> [WORK INSTRUCTIONS]
Do not include the pictures; repeat the rest of the data exactly.

> [DATASET ROWS]
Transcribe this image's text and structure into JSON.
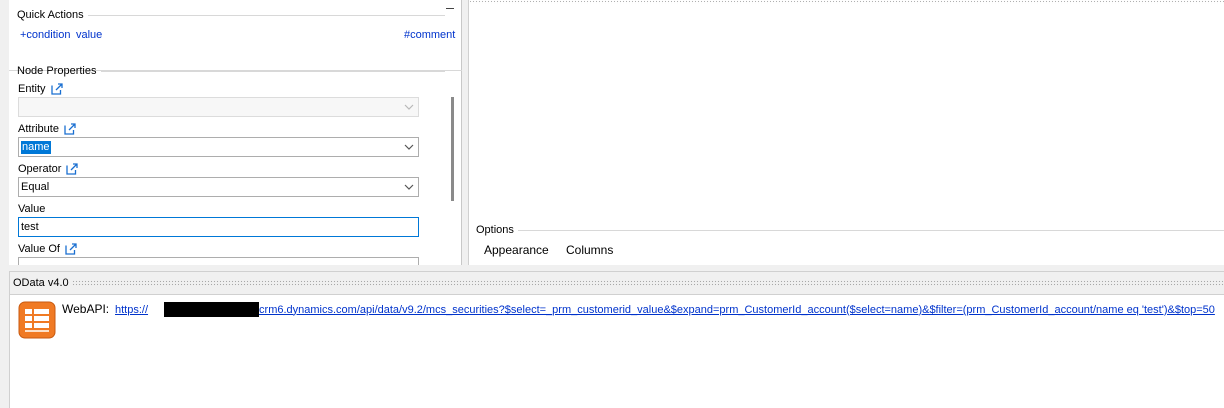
{
  "quick_actions": {
    "title": "Quick Actions",
    "links": [
      {
        "label": "+condition"
      },
      {
        "label": "value"
      },
      {
        "label": "#comment"
      }
    ]
  },
  "node_properties": {
    "title": "Node Properties",
    "entity": {
      "label": "Entity",
      "value": ""
    },
    "attribute": {
      "label": "Attribute",
      "value": "name"
    },
    "operator": {
      "label": "Operator",
      "value": "Equal"
    },
    "value": {
      "label": "Value",
      "value": "test"
    },
    "value_of": {
      "label": "Value Of"
    }
  },
  "options": {
    "title": "Options",
    "tabs": [
      {
        "label": "Appearance"
      },
      {
        "label": "Columns"
      }
    ]
  },
  "odata": {
    "title": "OData v4.0",
    "label": "WebAPI:",
    "url_scheme": "https://",
    "url_rest": "crm6.dynamics.com/api/data/v9.2/mcs_securities?$select=_prm_customerid_value&$expand=prm_CustomerId_account($select=name)&$filter=(prm_CustomerId_account/name eq 'test')&$top=50"
  },
  "colors": {
    "link": "#0033cc",
    "selection": "#0078d7",
    "focus_border": "#0078d7",
    "icon_orange": "#f07a24"
  }
}
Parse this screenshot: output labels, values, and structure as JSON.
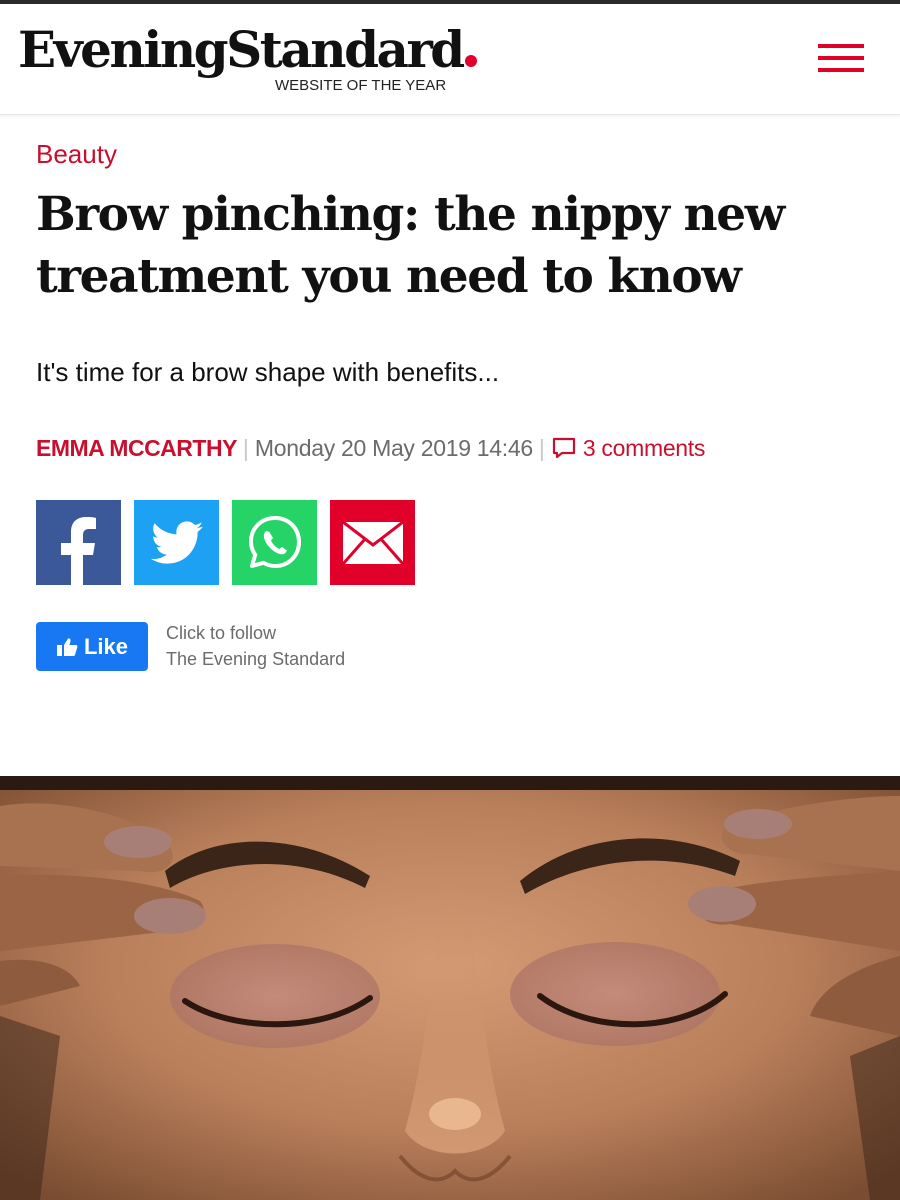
{
  "header": {
    "logo_text": "EveningStandard",
    "tagline": "WEBSITE OF THE YEAR",
    "menu_icon": "hamburger-menu-icon",
    "brand_color": "#e0002a"
  },
  "article": {
    "section": "Beauty",
    "headline": "Brow pinching: the nippy new treatment you need to know",
    "standfirst": "It's time for a brow shape with benefits...",
    "author": "EMMA MCCARTHY",
    "separator": "|",
    "date": "Monday 20 May 2019 14:46",
    "comments": "3 comments",
    "accent_color": "#c8102e"
  },
  "share": [
    {
      "network": "facebook",
      "icon": "facebook-icon",
      "color": "#3b5998"
    },
    {
      "network": "twitter",
      "icon": "twitter-icon",
      "color": "#1da1f2"
    },
    {
      "network": "whatsapp",
      "icon": "whatsapp-icon",
      "color": "#25d366"
    },
    {
      "network": "email",
      "icon": "envelope-icon",
      "color": "#e0002a"
    }
  ],
  "follow": {
    "like_label": "Like",
    "line1": "Click to follow",
    "line2": "The Evening Standard"
  }
}
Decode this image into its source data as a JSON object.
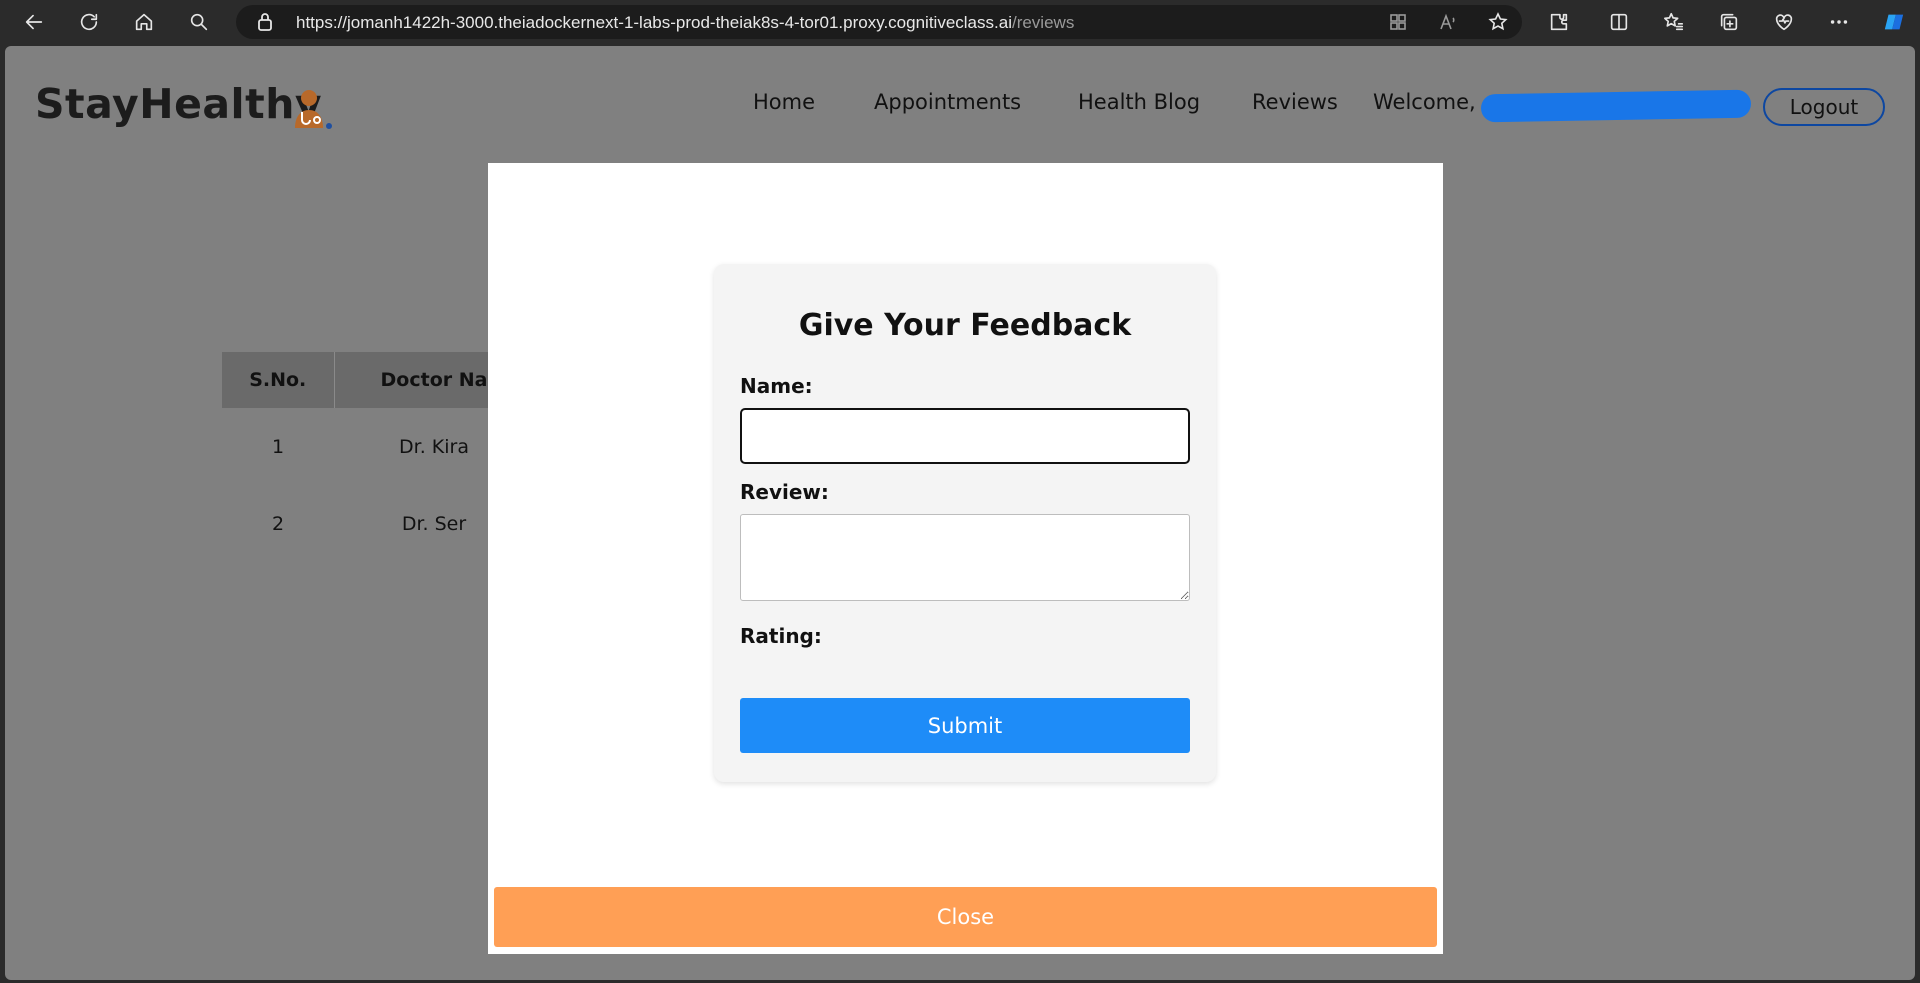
{
  "browser": {
    "url_main": "https://jomanh1422h-3000.theiadockernext-1-labs-prod-theiak8s-4-tor01.proxy.cognitiveclass.ai",
    "url_path": "/reviews"
  },
  "header": {
    "brand": "StayHealthy",
    "nav": {
      "home": "Home",
      "appointments": "Appointments",
      "blog": "Health Blog",
      "reviews": "Reviews",
      "welcome": "Welcome,"
    },
    "logout": "Logout"
  },
  "table": {
    "headers": [
      "S.No.",
      "Doctor Na"
    ],
    "rows": [
      [
        "1",
        "Dr. Kira"
      ],
      [
        "2",
        "Dr. Ser"
      ]
    ]
  },
  "modal": {
    "title": "Give Your Feedback",
    "name_label": "Name:",
    "name_value": "",
    "review_label": "Review:",
    "review_value": "",
    "rating_label": "Rating:",
    "submit": "Submit",
    "close": "Close"
  },
  "colors": {
    "accent_blue": "#1e8cf8",
    "close_orange": "#ff9f55",
    "overlay": "#808080"
  }
}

> [SOLUTION BELOW]
Transcribe this image's text and structure into JSON.
{
  "quick_actions": {
    "title": "Quick Actions",
    "links": [
      {
        "label": "+condition"
      },
      {
        "label": "value"
      },
      {
        "label": "#comment"
      }
    ]
  },
  "node_properties": {
    "title": "Node Properties",
    "entity": {
      "label": "Entity",
      "value": ""
    },
    "attribute": {
      "label": "Attribute",
      "value": "name"
    },
    "operator": {
      "label": "Operator",
      "value": "Equal"
    },
    "value": {
      "label": "Value",
      "value": "test"
    },
    "value_of": {
      "label": "Value Of"
    }
  },
  "options": {
    "title": "Options",
    "tabs": [
      {
        "label": "Appearance"
      },
      {
        "label": "Columns"
      }
    ]
  },
  "odata": {
    "title": "OData v4.0",
    "label": "WebAPI:",
    "url_scheme": "https://",
    "url_rest": "crm6.dynamics.com/api/data/v9.2/mcs_securities?$select=_prm_customerid_value&$expand=prm_CustomerId_account($select=name)&$filter=(prm_CustomerId_account/name eq 'test')&$top=50"
  },
  "colors": {
    "link": "#0033cc",
    "selection": "#0078d7",
    "focus_border": "#0078d7",
    "icon_orange": "#f07a24"
  }
}
Parse this screenshot: output labels, values, and structure as JSON.
{
  "header": {
    "logo_text": "EveningStandard",
    "tagline": "WEBSITE OF THE YEAR",
    "menu_icon": "hamburger-menu-icon",
    "brand_color": "#e0002a"
  },
  "article": {
    "section": "Beauty",
    "headline": "Brow pinching: the nippy new treatment you need to know",
    "standfirst": "It's time for a brow shape with benefits...",
    "author": "EMMA MCCARTHY",
    "separator": "|",
    "date": "Monday 20 May 2019 14:46",
    "comments": "3 comments",
    "accent_color": "#c8102e"
  },
  "share": [
    {
      "network": "facebook",
      "icon": "facebook-icon",
      "color": "#3b5998"
    },
    {
      "network": "twitter",
      "icon": "twitter-icon",
      "color": "#1da1f2"
    },
    {
      "network": "whatsapp",
      "icon": "whatsapp-icon",
      "color": "#25d366"
    },
    {
      "network": "email",
      "icon": "envelope-icon",
      "color": "#e0002a"
    }
  ],
  "follow": {
    "like_label": "Like",
    "line1": "Click to follow",
    "line2": "The Evening Standard"
  }
}
Decode this image into its source data as a JSON object.
{
  "browser": {
    "url_main": "https://jomanh1422h-3000.theiadockernext-1-labs-prod-theiak8s-4-tor01.proxy.cognitiveclass.ai",
    "url_path": "/reviews"
  },
  "header": {
    "brand": "StayHealthy",
    "nav": {
      "home": "Home",
      "appointments": "Appointments",
      "blog": "Health Blog",
      "reviews": "Reviews",
      "welcome": "Welcome,"
    },
    "logout": "Logout"
  },
  "table": {
    "headers": [
      "S.No.",
      "Doctor Na"
    ],
    "rows": [
      [
        "1",
        "Dr. Kira"
      ],
      [
        "2",
        "Dr. Ser"
      ]
    ]
  },
  "modal": {
    "title": "Give Your Feedback",
    "name_label": "Name:",
    "name_value": "",
    "review_label": "Review:",
    "review_value": "",
    "rating_label": "Rating:",
    "submit": "Submit",
    "close": "Close"
  },
  "colors": {
    "accent_blue": "#1e8cf8",
    "close_orange": "#ff9f55",
    "overlay": "#808080"
  }
}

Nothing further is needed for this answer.